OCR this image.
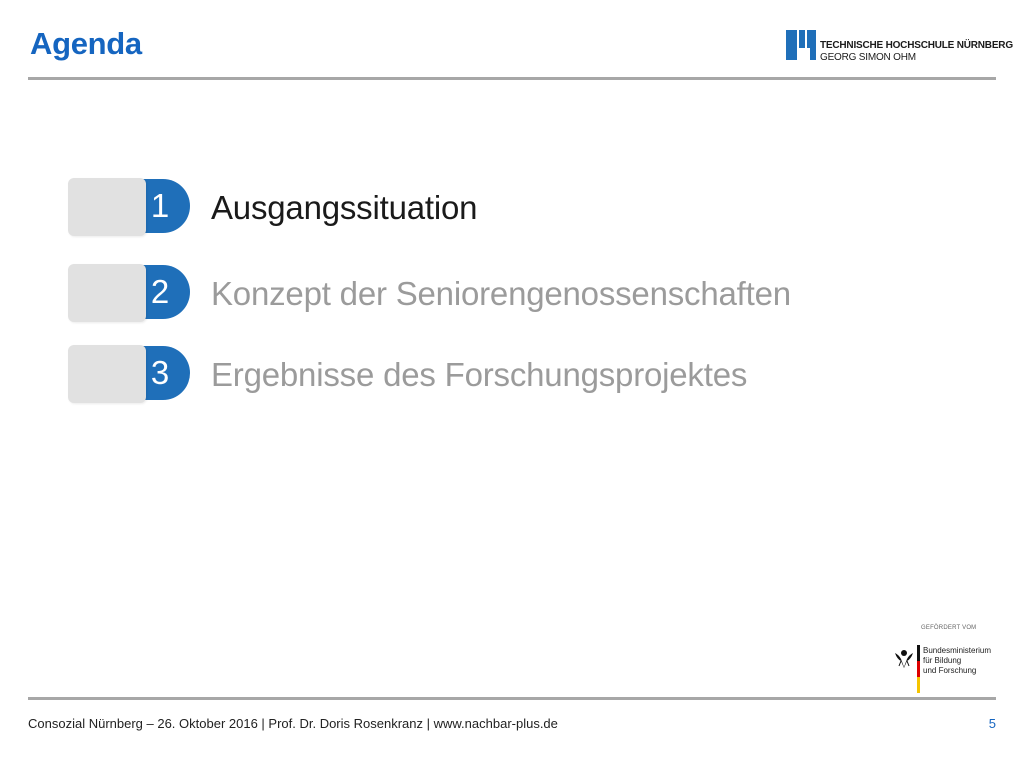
Agenda	TECHNISCHE HOCHSCHULE NÜRNBERG
GEORG SIMON OHM
1	Ausgangssituation
2	Konzept der Seniorengenossenschaften
3	Ergebnisse des Forschungsprojektes
GEFÖRDERT VOM
Bundesministerium
für Bildung
und Forschung
Consozial Nürnberg – 26. Oktober 2016 | Prof. Dr. Doris Rosenkranz | www.nachbar-plus.de	5
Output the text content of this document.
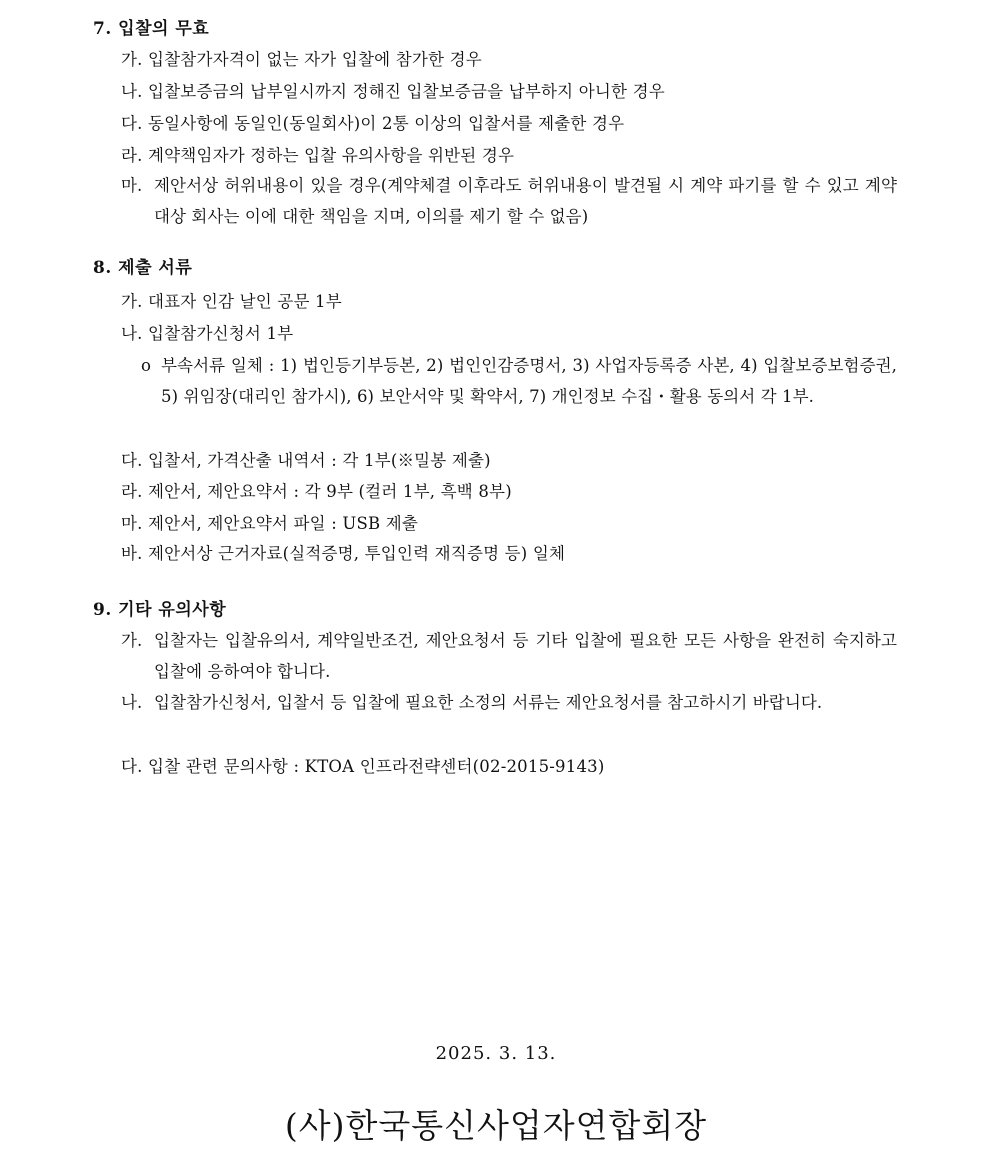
7. 입찰의 무효
가. 입찰참가자격이 없는 자가 입찰에 참가한 경우
나. 입찰보증금의 납부일시까지 정해진 입찰보증금을 납부하지 아니한 경우
다. 동일사항에 동일인(동일회사)이 2통 이상의 입찰서를 제출한 경우
라. 계약책임자가 정하는 입찰 유의사항을 위반된 경우
마. 제안서상 허위내용이 있을 경우(계약체결 이후라도 허위내용이 발견될 시 계약 파기를 할 수 있고 계약 대상 회사는 이에 대한 책임을 지며, 이의를 제기 할 수 없음)
8. 제출 서류
가. 대표자 인감 날인 공문 1부
나. 입찰참가신청서 1부
o 부속서류 일체 : 1) 법인등기부등본, 2) 법인인감증명서, 3) 사업자등록증 사본, 4) 입찰보증보험증권, 5) 위임장(대리인 참가시), 6) 보안서약 및 확약서, 7) 개인정보 수집・활용 동의서 각 1부.
다. 입찰서, 가격산출 내역서 : 각 1부(※밀봉 제출)
라. 제안서, 제안요약서 : 각 9부 (컬러 1부, 흑백 8부)
마. 제안서, 제안요약서 파일 : USB 제출
바. 제안서상 근거자료(실적증명, 투입인력 재직증명 등) 일체
9. 기타 유의사항
가. 입찰자는 입찰유의서, 계약일반조건, 제안요청서 등 기타 입찰에 필요한 모든 사항을 완전히 숙지하고 입찰에 응하여야 합니다.
나. 입찰참가신청서, 입찰서 등 입찰에 필요한 소정의 서류는 제안요청서를 참고하시기 바랍니다.
다. 입찰 관련 문의사항 : KTOA 인프라전략센터(02-2015-9143)
2025. 3. 13.
(사)한국통신사업자연합회장
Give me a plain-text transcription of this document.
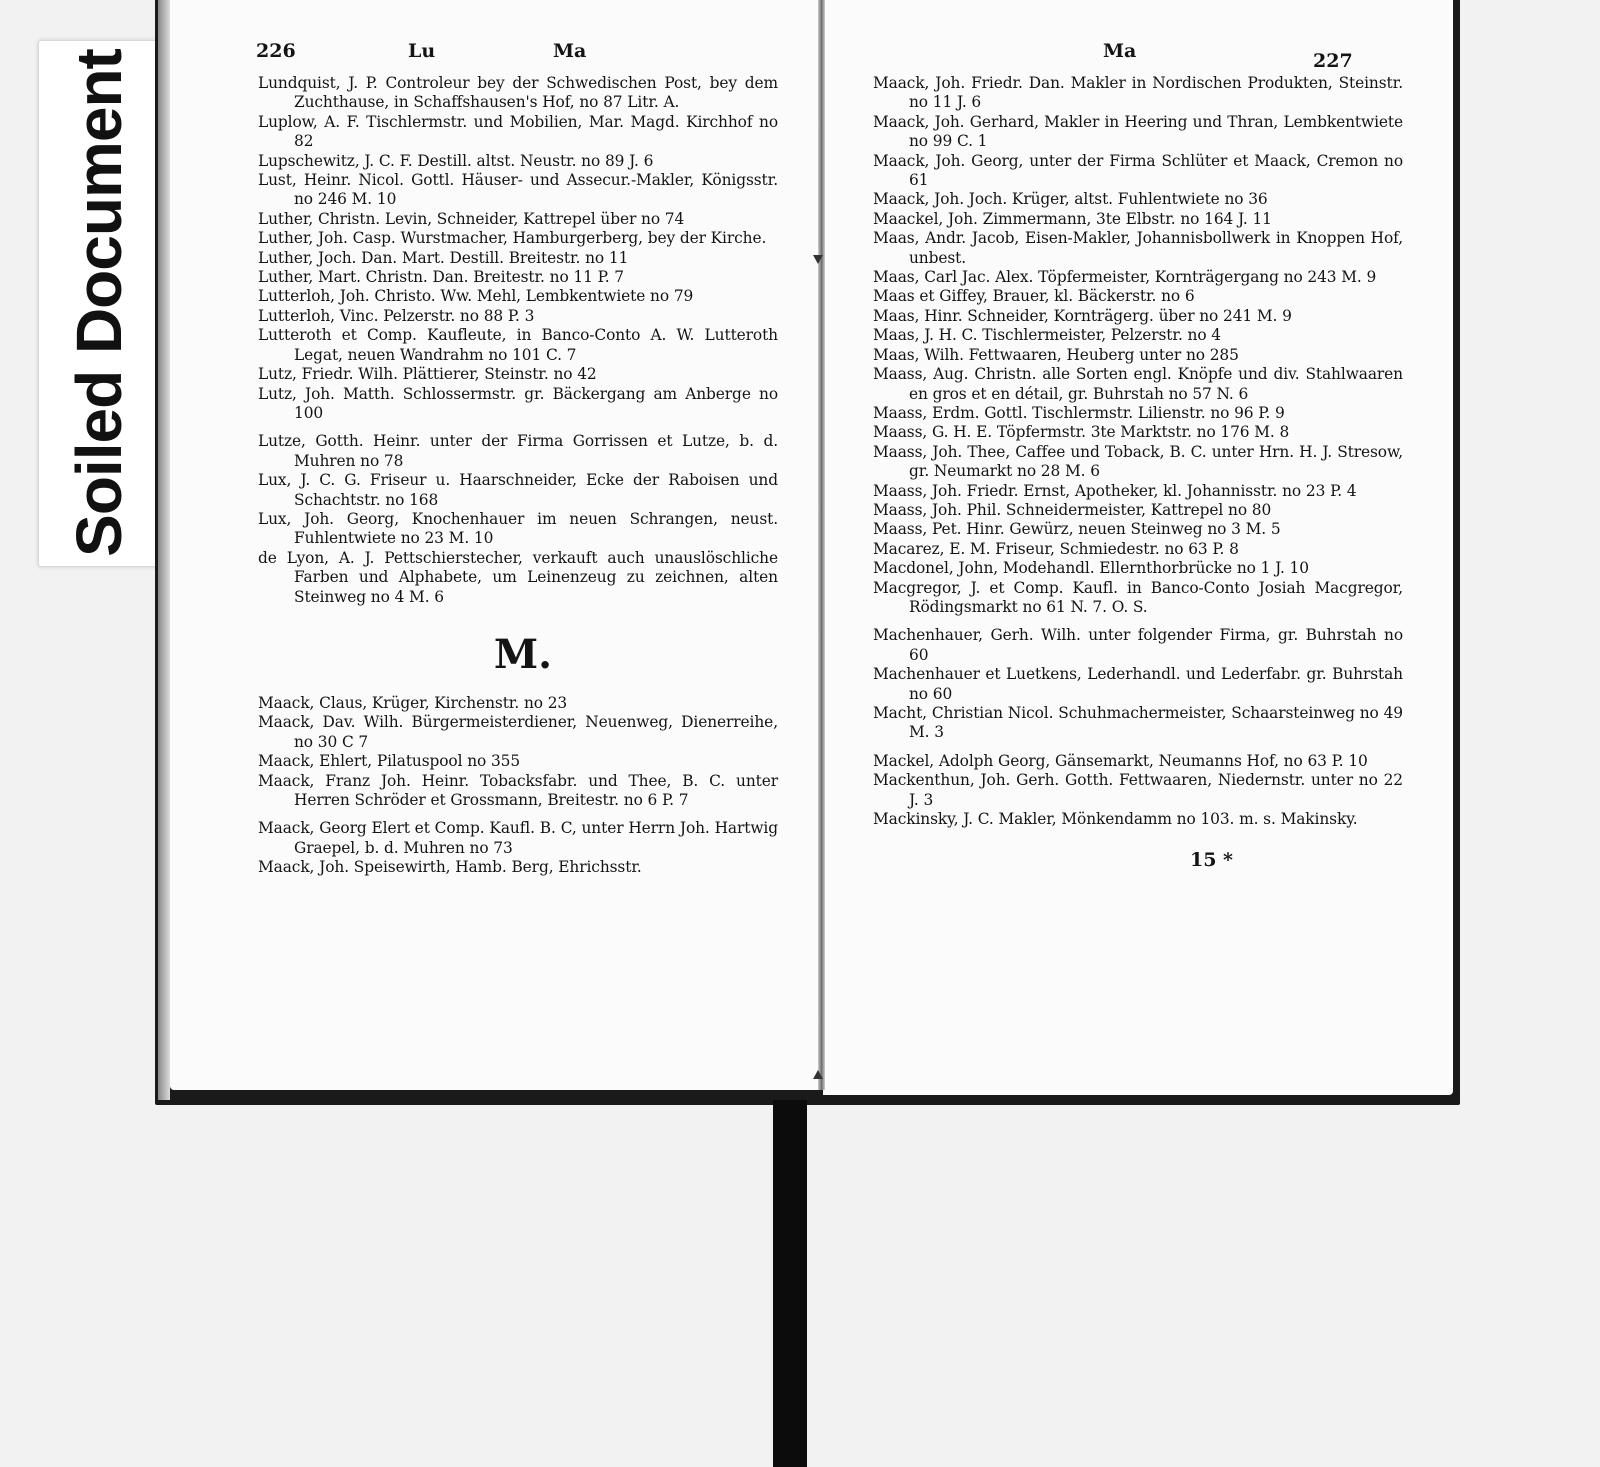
Soiled Document	226	Lu	Ma

Lundquist, J. P. Controleur bey der Schwedischen Post, bey dem Zuchthause, in Schaffshausen's Hof, no 87 Litr. A.

Luplow, A. F. Tischlermstr. und Mobilien, Mar. Magd. Kirchhof no 82

Lupschewitz, J. C. F. Destill. altst. Neustr. no 89 J. 6

Lust, Heinr. Nicol. Gottl. Häuser- und Assecur.-Makler, Königsstr. no 246 M. 10

Luther, Christn. Levin, Schneider, Kattrepel über no 74

Luther, Joh. Casp. Wurstmacher, Hamburgerberg, bey der Kirche.

Luther, Joch. Dan. Mart. Destill. Breitestr. no 11

Luther, Mart. Christn. Dan. Breitestr. no 11 P. 7

Lutterloh, Joh. Christo. Ww. Mehl, Lembkentwiete no 79

Lutterloh, Vinc. Pelzerstr. no 88 P. 3

Lutteroth et Comp. Kaufleute, in Banco-Conto A. W. Lutteroth Legat, neuen Wandrahm no 101 C. 7

Lutz, Friedr. Wilh. Plättierer, Steinstr. no 42

Lutz, Joh. Matth. Schlossermstr. gr. Bäckergang am Anberge no 100

Lutze, Gotth. Heinr. unter der Firma Gorrissen et Lutze, b. d. Muhren no 78

Lux, J. C. G. Friseur u. Haarschneider, Ecke der Raboisen und Schachtstr. no 168

Lux, Joh. Georg, Knochenhauer im neuen Schrangen, neust. Fuhlentwiete no 23 M. 10

de Lyon, A. J. Pettschierstecher, verkauft auch unauslöschliche Farben und Alphabete, um Leinenzeug zu zeichnen, alten Steinweg no 4 M. 6

M.

Maack, Claus, Krüger, Kirchenstr. no 23

Maack, Dav. Wilh. Bürgermeisterdiener, Neuenweg, Dienerreihe, no 30 C 7

Maack, Ehlert, Pilatuspool no 355

Maack, Franz Joh. Heinr. Tobacksfabr. und Thee, B. C. unter Herren Schröder et Grossmann, Breitestr. no 6 P. 7

Maack, Georg Elert et Comp. Kaufl. B. C, unter Herrn Joh. Hartwig Graepel, b. d. Muhren no 73

Maack, Joh. Speisewirth, Hamb. Berg, Ehrichsstr.

Ma	227

Maack, Joh. Friedr. Dan. Makler in Nordischen Produkten, Steinstr. no 11 J. 6

Maack, Joh. Gerhard, Makler in Heering und Thran, Lembkentwiete no 99 C. 1

Maack, Joh. Georg, unter der Firma Schlüter et Maack, Cremon no 61

Maack, Joh. Joch. Krüger, altst. Fuhlentwiete no 36

Maackel, Joh. Zimmermann, 3te Elbstr. no 164 J. 11

Maas, Andr. Jacob, Eisen-Makler, Johannisbollwerk in Knoppen Hof, unbest.

Maas, Carl Jac. Alex. Töpfermeister, Kornträgergang no 243 M. 9

Maas et Giffey, Brauer, kl. Bäckerstr. no 6

Maas, Hinr. Schneider, Kornträgerg. über no 241 M. 9

Maas, J. H. C. Tischlermeister, Pelzerstr. no 4

Maas, Wilh. Fettwaaren, Heuberg unter no 285

Maass, Aug. Christn. alle Sorten engl. Knöpfe und div. Stahlwaaren en gros et en détail, gr. Buhrstah no 57 N. 6

Maass, Erdm. Gottl. Tischlermstr. Lilienstr. no 96 P. 9

Maass, G. H. E. Töpfermstr. 3te Marktstr. no 176 M. 8

Maass, Joh. Thee, Caffee und Toback, B. C. unter Hrn. H. J. Stresow, gr. Neumarkt no 28 M. 6

Maass, Joh. Friedr. Ernst, Apotheker, kl. Johannisstr. no 23 P. 4

Maass, Joh. Phil. Schneidermeister, Kattrepel no 80

Maass, Pet. Hinr. Gewürz, neuen Steinweg no 3 M. 5

Macarez, E. M. Friseur, Schmiedestr. no 63 P. 8

Macdonel, John, Modehandl. Ellernthorbrücke no 1 J. 10

Macgregor, J. et Comp. Kaufl. in Banco-Conto Josiah Macgregor, Rödingsmarkt no 61 N. 7. O. S.

Machenhauer, Gerh. Wilh. unter folgender Firma, gr. Buhrstah no 60

Machenhauer et Luetkens, Lederhandl. und Lederfabr. gr. Buhrstah no 60

Macht, Christian Nicol. Schuhmachermeister, Schaarsteinweg no 49 M. 3

Mackel, Adolph Georg, Gänsemarkt, Neumanns Hof, no 63 P. 10

Mackenthun, Joh. Gerh. Gotth. Fettwaaren, Niedernstr. unter no 22 J. 3

Mackinsky, J. C. Makler, Mönkendamm no 103. m. s. Makinsky.

15 *
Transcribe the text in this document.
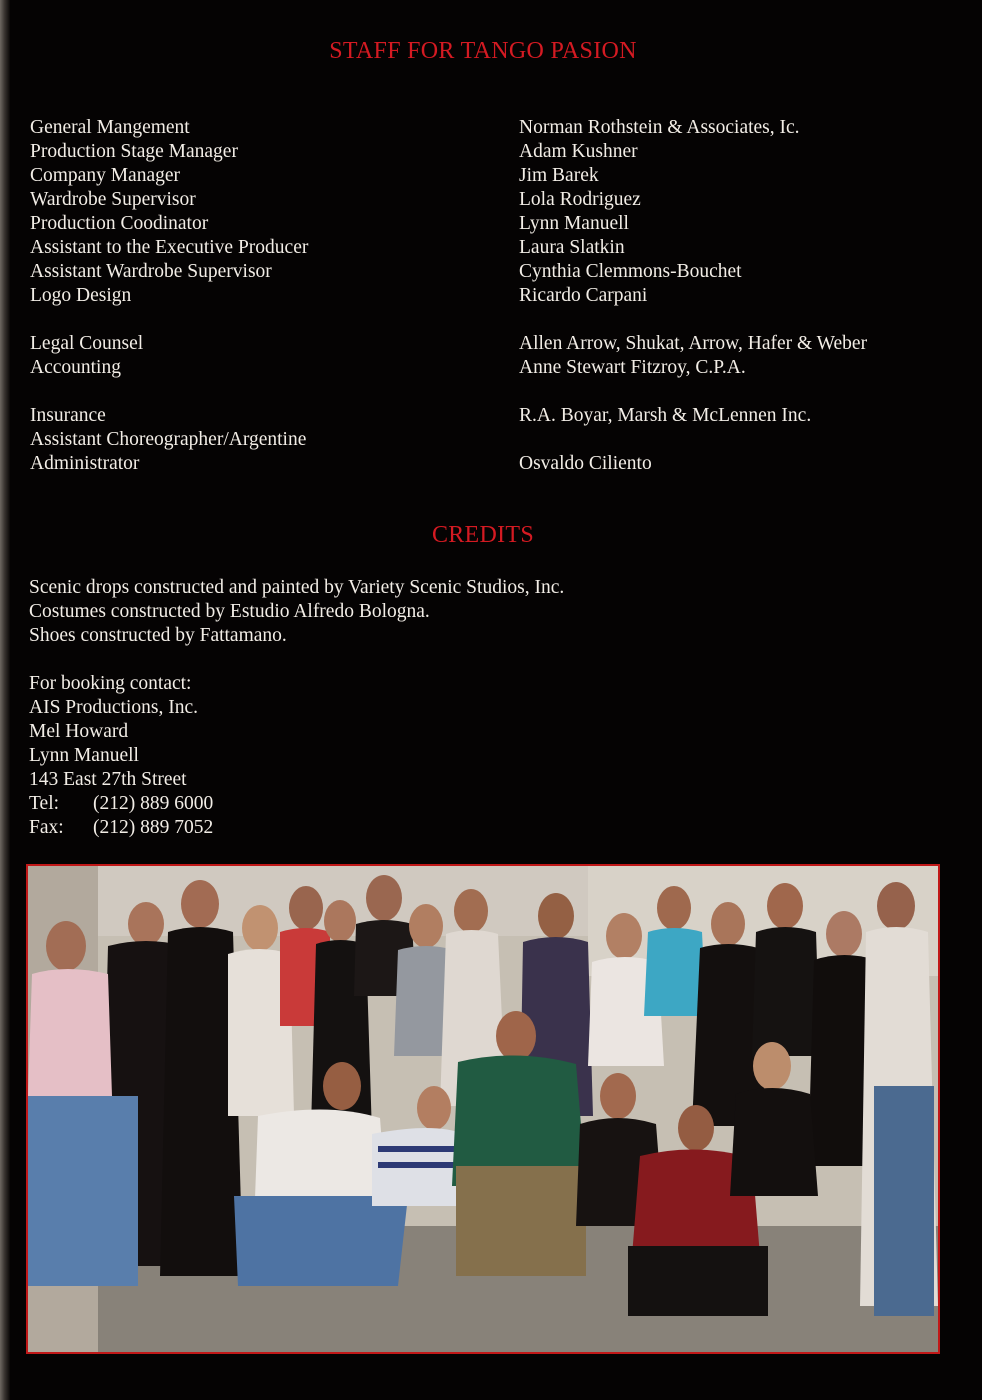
STAFF FOR TANGO PASION
General Mangement	Norman Rothstein & Associates, Ic.
Production Stage Manager	Adam Kushner
Company Manager	Jim Barek
Wardrobe Supervisor	Lola Rodriguez
Production Coodinator	Lynn Manuell
Assistant to the Executive Producer	Laura Slatkin
Assistant Wardrobe Supervisor	Cynthia Clemmons-Bouchet
Logo Design	Ricardo Carpani
Legal Counsel	Allen Arrow, Shukat, Arrow, Hafer & Weber
Accounting	Anne Stewart Fitzroy, C.P.A.
Insurance	R.A. Boyar, Marsh & McLennen Inc.
Assistant Choreographer/Argentine
Administrator	Osvaldo Ciliento
CREDITS
Scenic drops constructed and painted by Variety Scenic Studios, Inc.
Costumes constructed by Estudio Alfredo Bologna.
Shoes constructed by Fattamano.
For booking contact:
AIS Productions, Inc.
Mel Howard
Lynn Manuell
143 East 27th Street
Tel: (212) 889 6000
Fax: (212) 889 7052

--*--

Look through the material and copy each line that has "Fettwaaren".

Maas, Wilh. Fettwaaren, Heuberg unter no 285
Mackenthun, Joh. Gerh. Gotth. Fettwaaren, Niedernstr. unter no 22 J. 3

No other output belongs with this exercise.